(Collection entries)
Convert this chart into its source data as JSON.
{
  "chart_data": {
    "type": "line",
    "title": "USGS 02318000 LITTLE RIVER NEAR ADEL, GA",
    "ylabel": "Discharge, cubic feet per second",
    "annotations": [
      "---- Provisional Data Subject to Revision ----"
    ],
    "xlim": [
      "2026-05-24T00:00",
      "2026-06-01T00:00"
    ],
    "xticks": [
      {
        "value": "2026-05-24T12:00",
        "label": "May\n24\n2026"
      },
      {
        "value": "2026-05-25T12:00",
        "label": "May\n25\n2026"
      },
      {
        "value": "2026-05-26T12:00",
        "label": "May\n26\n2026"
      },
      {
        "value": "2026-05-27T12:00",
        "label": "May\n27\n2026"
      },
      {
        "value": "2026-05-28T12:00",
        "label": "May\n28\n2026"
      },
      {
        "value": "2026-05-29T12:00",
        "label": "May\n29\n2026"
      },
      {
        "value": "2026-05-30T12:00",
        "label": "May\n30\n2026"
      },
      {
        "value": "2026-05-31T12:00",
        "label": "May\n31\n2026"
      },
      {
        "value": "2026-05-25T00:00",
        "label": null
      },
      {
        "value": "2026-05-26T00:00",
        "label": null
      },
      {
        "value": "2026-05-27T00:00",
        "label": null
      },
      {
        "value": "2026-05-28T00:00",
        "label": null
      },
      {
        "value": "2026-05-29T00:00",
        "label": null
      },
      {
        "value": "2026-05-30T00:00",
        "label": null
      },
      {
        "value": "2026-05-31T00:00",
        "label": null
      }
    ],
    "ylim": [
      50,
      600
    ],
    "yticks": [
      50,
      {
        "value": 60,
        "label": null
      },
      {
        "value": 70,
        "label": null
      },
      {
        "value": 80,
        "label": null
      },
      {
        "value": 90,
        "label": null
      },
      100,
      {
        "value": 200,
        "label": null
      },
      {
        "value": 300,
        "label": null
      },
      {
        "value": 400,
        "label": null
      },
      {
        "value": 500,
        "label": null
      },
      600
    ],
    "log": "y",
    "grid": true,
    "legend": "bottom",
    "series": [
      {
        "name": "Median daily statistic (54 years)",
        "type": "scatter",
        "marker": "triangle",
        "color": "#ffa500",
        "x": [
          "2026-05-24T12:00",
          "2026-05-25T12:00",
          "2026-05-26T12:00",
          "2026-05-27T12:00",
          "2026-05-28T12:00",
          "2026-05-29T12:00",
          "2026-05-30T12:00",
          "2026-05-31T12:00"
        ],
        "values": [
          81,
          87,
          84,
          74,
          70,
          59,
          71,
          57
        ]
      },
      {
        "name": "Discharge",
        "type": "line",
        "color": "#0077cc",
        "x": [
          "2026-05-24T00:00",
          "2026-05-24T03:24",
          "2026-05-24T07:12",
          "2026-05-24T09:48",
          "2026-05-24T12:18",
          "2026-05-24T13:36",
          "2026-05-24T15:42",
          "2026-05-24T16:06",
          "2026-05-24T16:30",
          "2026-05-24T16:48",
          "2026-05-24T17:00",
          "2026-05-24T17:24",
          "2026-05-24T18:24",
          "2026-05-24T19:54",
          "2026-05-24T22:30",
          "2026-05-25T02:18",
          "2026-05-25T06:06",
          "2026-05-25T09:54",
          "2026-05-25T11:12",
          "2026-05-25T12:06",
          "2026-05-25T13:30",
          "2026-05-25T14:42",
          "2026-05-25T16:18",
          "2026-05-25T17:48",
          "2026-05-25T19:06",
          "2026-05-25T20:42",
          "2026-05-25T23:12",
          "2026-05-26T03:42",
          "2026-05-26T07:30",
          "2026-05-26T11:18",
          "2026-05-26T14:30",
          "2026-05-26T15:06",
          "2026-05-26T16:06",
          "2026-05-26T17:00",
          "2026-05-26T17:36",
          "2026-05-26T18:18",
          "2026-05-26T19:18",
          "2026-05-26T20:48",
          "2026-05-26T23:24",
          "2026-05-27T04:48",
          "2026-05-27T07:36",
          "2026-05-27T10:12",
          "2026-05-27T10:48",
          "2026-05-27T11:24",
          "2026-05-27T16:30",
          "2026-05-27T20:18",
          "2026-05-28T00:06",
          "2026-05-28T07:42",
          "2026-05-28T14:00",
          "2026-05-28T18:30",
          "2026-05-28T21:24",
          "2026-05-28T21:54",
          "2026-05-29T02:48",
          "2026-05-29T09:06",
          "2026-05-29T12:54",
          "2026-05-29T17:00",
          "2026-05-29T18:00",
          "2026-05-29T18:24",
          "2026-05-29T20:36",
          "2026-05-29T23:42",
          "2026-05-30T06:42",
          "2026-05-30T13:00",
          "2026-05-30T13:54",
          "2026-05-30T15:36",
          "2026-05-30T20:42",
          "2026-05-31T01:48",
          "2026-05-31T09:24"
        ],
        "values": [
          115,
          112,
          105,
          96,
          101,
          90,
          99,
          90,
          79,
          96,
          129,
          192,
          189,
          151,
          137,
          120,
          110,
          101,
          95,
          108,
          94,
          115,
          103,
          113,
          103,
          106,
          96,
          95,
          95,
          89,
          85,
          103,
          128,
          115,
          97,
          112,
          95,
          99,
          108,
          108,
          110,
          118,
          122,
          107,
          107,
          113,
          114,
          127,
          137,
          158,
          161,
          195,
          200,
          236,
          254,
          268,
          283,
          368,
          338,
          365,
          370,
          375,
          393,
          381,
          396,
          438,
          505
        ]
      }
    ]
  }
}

Your goal: Every record should be repeated exactly; please leave none out.

Answer to this task:
Convert this chart into its source data as JSON.
{
  "chart_data": {
    "type": "line",
    "title": "USGS 02318000 LITTLE RIVER NEAR ADEL, GA",
    "ylabel": "Discharge, cubic feet per second",
    "annotations": [
      "---- Provisional Data Subject to Revision ----"
    ],
    "xlim": [
      "2026-05-24T00:00",
      "2026-06-01T00:00"
    ],
    "xticks": [
      {
        "value": "2026-05-24T12:00",
        "label": "May\n24\n2026"
      },
      {
        "value": "2026-05-25T12:00",
        "label": "May\n25\n2026"
      },
      {
        "value": "2026-05-26T12:00",
        "label": "May\n26\n2026"
      },
      {
        "value": "2026-05-27T12:00",
        "label": "May\n27\n2026"
      },
      {
        "value": "2026-05-28T12:00",
        "label": "May\n28\n2026"
      },
      {
        "value": "2026-05-29T12:00",
        "label": "May\n29\n2026"
      },
      {
        "value": "2026-05-30T12:00",
        "label": "May\n30\n2026"
      },
      {
        "value": "2026-05-31T12:00",
        "label": "May\n31\n2026"
      },
      {
        "value": "2026-05-25T00:00",
        "label": null
      },
      {
        "value": "2026-05-26T00:00",
        "label": null
      },
      {
        "value": "2026-05-27T00:00",
        "label": null
      },
      {
        "value": "2026-05-28T00:00",
        "label": null
      },
      {
        "value": "2026-05-29T00:00",
        "label": null
      },
      {
        "value": "2026-05-30T00:00",
        "label": null
      },
      {
        "value": "2026-05-31T00:00",
        "label": null
      }
    ],
    "ylim": [
      50,
      600
    ],
    "yticks": [
      50,
      {
        "value": 60,
        "label": null
      },
      {
        "value": 70,
        "label": null
      },
      {
        "value": 80,
        "label": null
      },
      {
        "value": 90,
        "label": null
      },
      100,
      {
        "value": 200,
        "label": null
      },
      {
        "value": 300,
        "label": null
      },
      {
        "value": 400,
        "label": null
      },
      {
        "value": 500,
        "label": null
      },
      600
    ],
    "log": "y",
    "grid": true,
    "legend": "bottom",
    "series": [
      {
        "name": "Median daily statistic (54 years)",
        "type": "scatter",
        "marker": "triangle",
        "color": "#ffa500",
        "x": [
          "2026-05-24T12:00",
          "2026-05-25T12:00",
          "2026-05-26T12:00",
          "2026-05-27T12:00",
          "2026-05-28T12:00",
          "2026-05-29T12:00",
          "2026-05-30T12:00",
          "2026-05-31T12:00"
        ],
        "values": [
          81,
          87,
          84,
          74,
          70,
          59,
          71,
          57
        ]
      },
      {
        "name": "Discharge",
        "type": "line",
        "color": "#0077cc",
        "x": [
          "2026-05-24T00:00",
          "2026-05-24T03:24",
          "2026-05-24T07:12",
          "2026-05-24T09:48",
          "2026-05-24T12:18",
          "2026-05-24T13:36",
          "2026-05-24T15:42",
          "2026-05-24T16:06",
          "2026-05-24T16:30",
          "2026-05-24T16:48",
          "2026-05-24T17:00",
          "2026-05-24T17:24",
          "2026-05-24T18:24",
          "2026-05-24T19:54",
          "2026-05-24T22:30",
          "2026-05-25T02:18",
          "2026-05-25T06:06",
          "2026-05-25T09:54",
          "2026-05-25T11:12",
          "2026-05-25T12:06",
          "2026-05-25T13:30",
          "2026-05-25T14:42",
          "2026-05-25T16:18",
          "2026-05-25T17:48",
          "2026-05-25T19:06",
          "2026-05-25T20:42",
          "2026-05-25T23:12",
          "2026-05-26T03:42",
          "2026-05-26T07:30",
          "2026-05-26T11:18",
          "2026-05-26T14:30",
          "2026-05-26T15:06",
          "2026-05-26T16:06",
          "2026-05-26T17:00",
          "2026-05-26T17:36",
          "2026-05-26T18:18",
          "2026-05-26T19:18",
          "2026-05-26T20:48",
          "2026-05-26T23:24",
          "2026-05-27T04:48",
          "2026-05-27T07:36",
          "2026-05-27T10:12",
          "2026-05-27T10:48",
          "2026-05-27T11:24",
          "2026-05-27T16:30",
          "2026-05-27T20:18",
          "2026-05-28T00:06",
          "2026-05-28T07:42",
          "2026-05-28T14:00",
          "2026-05-28T18:30",
          "2026-05-28T21:24",
          "2026-05-28T21:54",
          "2026-05-29T02:48",
          "2026-05-29T09:06",
          "2026-05-29T12:54",
          "2026-05-29T17:00",
          "2026-05-29T18:00",
          "2026-05-29T18:24",
          "2026-05-29T20:36",
          "2026-05-29T23:42",
          "2026-05-30T06:42",
          "2026-05-30T13:00",
          "2026-05-30T13:54",
          "2026-05-30T15:36",
          "2026-05-30T20:42",
          "2026-05-31T01:48",
          "2026-05-31T09:24"
        ],
        "values": [
          115,
          112,
          105,
          96,
          101,
          90,
          99,
          90,
          79,
          96,
          129,
          192,
          189,
          151,
          137,
          120,
          110,
          101,
          95,
          108,
          94,
          115,
          103,
          113,
          103,
          106,
          96,
          95,
          95,
          89,
          85,
          103,
          128,
          115,
          97,
          112,
          95,
          99,
          108,
          108,
          110,
          118,
          122,
          107,
          107,
          113,
          114,
          127,
          137,
          158,
          161,
          195,
          200,
          236,
          254,
          268,
          283,
          368,
          338,
          365,
          370,
          375,
          393,
          381,
          396,
          438,
          505
        ]
      }
    ]
  }
}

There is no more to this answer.